* Task instructions *
Filter these entries, keeping only lines that hold the word "background".

* Material for the task *

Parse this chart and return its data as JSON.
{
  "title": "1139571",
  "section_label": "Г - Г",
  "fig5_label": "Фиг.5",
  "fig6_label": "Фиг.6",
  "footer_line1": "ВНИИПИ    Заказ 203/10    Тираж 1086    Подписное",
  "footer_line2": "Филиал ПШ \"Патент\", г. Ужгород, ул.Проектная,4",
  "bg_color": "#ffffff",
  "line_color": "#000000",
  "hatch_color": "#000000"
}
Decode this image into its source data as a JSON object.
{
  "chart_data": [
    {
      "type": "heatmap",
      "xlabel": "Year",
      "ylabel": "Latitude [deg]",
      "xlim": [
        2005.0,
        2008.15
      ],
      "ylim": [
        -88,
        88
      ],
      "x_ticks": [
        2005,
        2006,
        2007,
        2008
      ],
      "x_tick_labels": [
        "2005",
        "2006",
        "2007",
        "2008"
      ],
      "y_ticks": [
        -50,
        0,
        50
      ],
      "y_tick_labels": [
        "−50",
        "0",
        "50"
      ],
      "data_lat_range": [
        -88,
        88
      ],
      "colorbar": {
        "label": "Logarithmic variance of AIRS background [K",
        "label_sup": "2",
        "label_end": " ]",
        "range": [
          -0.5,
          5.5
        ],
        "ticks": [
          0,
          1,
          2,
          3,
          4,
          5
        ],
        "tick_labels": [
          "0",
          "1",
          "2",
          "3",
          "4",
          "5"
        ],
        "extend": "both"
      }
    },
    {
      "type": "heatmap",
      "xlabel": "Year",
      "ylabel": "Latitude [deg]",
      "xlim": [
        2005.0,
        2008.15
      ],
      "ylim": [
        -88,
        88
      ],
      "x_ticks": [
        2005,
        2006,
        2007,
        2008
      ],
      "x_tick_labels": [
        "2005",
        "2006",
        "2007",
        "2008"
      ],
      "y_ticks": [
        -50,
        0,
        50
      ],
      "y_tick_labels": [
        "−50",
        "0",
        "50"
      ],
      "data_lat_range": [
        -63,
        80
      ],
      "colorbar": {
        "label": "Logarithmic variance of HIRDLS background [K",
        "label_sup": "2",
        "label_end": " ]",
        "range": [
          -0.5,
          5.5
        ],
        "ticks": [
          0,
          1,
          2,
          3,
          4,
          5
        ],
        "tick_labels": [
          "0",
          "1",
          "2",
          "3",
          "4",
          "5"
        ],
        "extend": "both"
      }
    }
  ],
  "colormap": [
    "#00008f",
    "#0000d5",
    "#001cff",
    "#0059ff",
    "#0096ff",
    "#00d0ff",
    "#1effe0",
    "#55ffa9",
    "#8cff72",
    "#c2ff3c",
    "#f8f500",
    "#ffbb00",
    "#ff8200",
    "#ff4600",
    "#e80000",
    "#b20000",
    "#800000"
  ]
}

* In response *
        "label": "Logarithmic variance of AIRS background [K",
        "label": "Logarithmic variance of HIRDLS background [K",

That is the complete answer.